# start of Provided data
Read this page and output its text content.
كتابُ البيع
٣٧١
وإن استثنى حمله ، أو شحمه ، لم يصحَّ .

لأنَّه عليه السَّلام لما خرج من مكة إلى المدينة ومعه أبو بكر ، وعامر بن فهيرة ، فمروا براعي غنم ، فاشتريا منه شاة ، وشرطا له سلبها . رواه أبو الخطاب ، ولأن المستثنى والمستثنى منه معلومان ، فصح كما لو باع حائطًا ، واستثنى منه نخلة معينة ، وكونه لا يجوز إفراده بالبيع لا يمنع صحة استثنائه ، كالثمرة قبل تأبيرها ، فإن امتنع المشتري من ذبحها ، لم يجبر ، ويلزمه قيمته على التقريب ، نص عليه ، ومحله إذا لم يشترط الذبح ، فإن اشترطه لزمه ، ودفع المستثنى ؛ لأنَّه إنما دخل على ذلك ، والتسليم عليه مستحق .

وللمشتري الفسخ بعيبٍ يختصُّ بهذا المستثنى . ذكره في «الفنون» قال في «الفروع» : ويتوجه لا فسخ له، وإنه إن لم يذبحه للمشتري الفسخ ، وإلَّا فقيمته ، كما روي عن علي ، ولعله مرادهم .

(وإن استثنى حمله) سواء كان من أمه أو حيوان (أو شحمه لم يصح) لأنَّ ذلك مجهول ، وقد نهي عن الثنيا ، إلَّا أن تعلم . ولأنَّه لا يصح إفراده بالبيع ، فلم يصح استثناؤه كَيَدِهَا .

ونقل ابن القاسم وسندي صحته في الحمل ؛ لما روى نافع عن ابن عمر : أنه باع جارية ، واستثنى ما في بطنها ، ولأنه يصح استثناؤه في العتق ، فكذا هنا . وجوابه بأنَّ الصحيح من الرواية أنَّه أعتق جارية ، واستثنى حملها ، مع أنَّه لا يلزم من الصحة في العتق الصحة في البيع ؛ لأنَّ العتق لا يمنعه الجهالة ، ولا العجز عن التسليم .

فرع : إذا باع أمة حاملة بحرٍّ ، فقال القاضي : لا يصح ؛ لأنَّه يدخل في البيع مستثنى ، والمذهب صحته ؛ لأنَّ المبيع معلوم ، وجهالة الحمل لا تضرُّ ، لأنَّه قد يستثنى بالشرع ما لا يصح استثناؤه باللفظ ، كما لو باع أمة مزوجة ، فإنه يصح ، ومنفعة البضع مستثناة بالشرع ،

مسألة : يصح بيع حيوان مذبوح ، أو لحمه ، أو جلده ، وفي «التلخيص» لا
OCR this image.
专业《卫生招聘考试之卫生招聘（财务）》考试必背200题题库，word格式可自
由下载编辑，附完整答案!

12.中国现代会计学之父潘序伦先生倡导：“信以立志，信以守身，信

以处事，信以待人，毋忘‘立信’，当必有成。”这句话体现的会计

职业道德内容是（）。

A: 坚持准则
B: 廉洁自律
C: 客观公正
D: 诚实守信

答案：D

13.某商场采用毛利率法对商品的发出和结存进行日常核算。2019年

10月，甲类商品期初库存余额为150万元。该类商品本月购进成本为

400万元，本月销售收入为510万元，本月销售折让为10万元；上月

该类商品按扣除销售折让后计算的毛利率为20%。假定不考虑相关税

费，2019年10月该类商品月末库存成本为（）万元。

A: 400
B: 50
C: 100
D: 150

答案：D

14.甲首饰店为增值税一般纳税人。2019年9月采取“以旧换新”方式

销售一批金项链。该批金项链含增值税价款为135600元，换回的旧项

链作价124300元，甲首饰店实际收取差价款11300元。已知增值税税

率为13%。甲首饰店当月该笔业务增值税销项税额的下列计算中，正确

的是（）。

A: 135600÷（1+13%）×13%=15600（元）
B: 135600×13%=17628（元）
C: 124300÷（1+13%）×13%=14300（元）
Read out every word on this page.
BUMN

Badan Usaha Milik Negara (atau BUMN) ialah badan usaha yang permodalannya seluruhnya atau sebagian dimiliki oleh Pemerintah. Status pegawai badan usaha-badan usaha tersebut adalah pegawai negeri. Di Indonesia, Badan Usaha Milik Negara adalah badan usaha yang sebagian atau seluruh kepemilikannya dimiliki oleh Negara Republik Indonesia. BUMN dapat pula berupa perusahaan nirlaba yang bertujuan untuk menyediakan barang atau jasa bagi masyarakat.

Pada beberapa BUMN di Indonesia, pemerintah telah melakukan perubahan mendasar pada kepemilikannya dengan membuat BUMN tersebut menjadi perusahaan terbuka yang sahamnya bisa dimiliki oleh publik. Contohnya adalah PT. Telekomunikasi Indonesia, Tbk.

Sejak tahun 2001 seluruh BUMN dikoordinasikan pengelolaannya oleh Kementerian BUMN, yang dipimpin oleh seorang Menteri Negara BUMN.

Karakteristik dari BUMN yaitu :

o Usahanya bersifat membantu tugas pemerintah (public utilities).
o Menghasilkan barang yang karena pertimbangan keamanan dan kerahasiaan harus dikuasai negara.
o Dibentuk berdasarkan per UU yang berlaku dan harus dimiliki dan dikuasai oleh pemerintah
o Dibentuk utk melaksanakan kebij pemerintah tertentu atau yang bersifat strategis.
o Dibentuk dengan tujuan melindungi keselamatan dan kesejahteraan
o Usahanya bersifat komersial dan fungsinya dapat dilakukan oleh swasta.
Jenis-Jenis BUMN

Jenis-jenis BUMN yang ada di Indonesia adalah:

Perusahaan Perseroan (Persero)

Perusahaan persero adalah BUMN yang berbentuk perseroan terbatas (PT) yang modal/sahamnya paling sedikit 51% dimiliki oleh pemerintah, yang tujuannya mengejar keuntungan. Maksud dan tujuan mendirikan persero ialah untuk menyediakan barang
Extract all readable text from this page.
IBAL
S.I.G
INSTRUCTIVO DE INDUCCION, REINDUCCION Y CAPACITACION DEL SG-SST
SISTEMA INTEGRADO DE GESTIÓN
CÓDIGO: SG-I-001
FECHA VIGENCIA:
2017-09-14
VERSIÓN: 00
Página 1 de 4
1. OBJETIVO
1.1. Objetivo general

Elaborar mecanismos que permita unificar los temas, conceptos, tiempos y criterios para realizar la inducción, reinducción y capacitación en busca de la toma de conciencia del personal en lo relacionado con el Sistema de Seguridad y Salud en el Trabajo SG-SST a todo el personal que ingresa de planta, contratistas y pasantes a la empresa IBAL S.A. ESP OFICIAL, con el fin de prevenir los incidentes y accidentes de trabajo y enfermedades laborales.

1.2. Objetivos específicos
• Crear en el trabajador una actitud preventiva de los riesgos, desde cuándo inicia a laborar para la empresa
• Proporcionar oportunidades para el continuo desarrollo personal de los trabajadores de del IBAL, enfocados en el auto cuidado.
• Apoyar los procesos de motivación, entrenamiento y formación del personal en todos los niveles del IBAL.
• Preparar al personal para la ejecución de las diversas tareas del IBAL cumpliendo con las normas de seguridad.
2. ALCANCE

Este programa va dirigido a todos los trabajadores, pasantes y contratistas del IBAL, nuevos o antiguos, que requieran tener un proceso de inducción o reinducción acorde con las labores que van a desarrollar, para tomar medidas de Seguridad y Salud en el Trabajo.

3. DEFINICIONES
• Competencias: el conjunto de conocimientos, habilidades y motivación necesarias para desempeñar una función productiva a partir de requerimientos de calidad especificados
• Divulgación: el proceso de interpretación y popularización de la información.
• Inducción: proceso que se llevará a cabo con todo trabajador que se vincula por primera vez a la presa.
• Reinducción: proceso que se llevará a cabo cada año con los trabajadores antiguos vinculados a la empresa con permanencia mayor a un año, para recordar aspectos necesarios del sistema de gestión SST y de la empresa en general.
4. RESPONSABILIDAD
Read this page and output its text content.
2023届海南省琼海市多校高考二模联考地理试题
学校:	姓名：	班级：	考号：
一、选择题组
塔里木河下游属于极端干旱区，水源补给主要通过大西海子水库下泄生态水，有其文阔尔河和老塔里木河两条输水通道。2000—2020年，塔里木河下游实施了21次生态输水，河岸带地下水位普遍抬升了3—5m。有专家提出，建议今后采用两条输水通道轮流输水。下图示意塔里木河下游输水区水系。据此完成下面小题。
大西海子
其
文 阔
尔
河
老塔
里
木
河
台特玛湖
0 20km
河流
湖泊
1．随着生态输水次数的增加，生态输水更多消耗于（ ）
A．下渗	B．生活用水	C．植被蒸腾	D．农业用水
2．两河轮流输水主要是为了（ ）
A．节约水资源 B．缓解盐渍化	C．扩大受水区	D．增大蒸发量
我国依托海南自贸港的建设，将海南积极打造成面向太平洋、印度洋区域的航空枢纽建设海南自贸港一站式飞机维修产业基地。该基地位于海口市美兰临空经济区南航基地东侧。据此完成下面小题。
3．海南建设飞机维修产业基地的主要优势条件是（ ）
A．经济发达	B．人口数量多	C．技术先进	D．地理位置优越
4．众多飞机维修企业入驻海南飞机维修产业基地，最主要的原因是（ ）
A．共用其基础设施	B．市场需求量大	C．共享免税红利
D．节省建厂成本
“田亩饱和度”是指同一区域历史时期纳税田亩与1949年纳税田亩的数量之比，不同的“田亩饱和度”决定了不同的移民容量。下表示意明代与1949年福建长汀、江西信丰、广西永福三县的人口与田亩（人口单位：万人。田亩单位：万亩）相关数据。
# end of Provided data
#### [Your objective]
Search the listing for the word "صحته". Copy every line in which it occurs.

#### [Written answer]
ونقل ابن القاسم وسندي صحته في الحمل ؛ لما روى نافع عن ابن عمر : أنه باع جارية ، واستثنى ما في بطنها ، ولأنه يصح استثناؤه في العتق ، فكذا هنا . وجوابه بأنَّ الصحيح من الرواية أنَّه أعتق جارية ، واستثنى حملها ، مع أنَّه لا يلزم من الصحة في العتق الصحة في البيع ؛ لأنَّ العتق لا يمنعه الجهالة ، ولا العجز عن التسليم .
فرع : إذا باع أمة حاملة بحرٍّ ، فقال القاضي : لا يصح ؛ لأنَّه يدخل في البيع مستثنى ، والمذهب صحته ؛ لأنَّ المبيع معلوم ، وجهالة الحمل لا تضرُّ ، لأنَّه قد يستثنى بالشرع ما لا يصح استثناؤه باللفظ ، كما لو باع أمة مزوجة ، فإنه يصح ، ومنفعة البضع مستثناة بالشرع ،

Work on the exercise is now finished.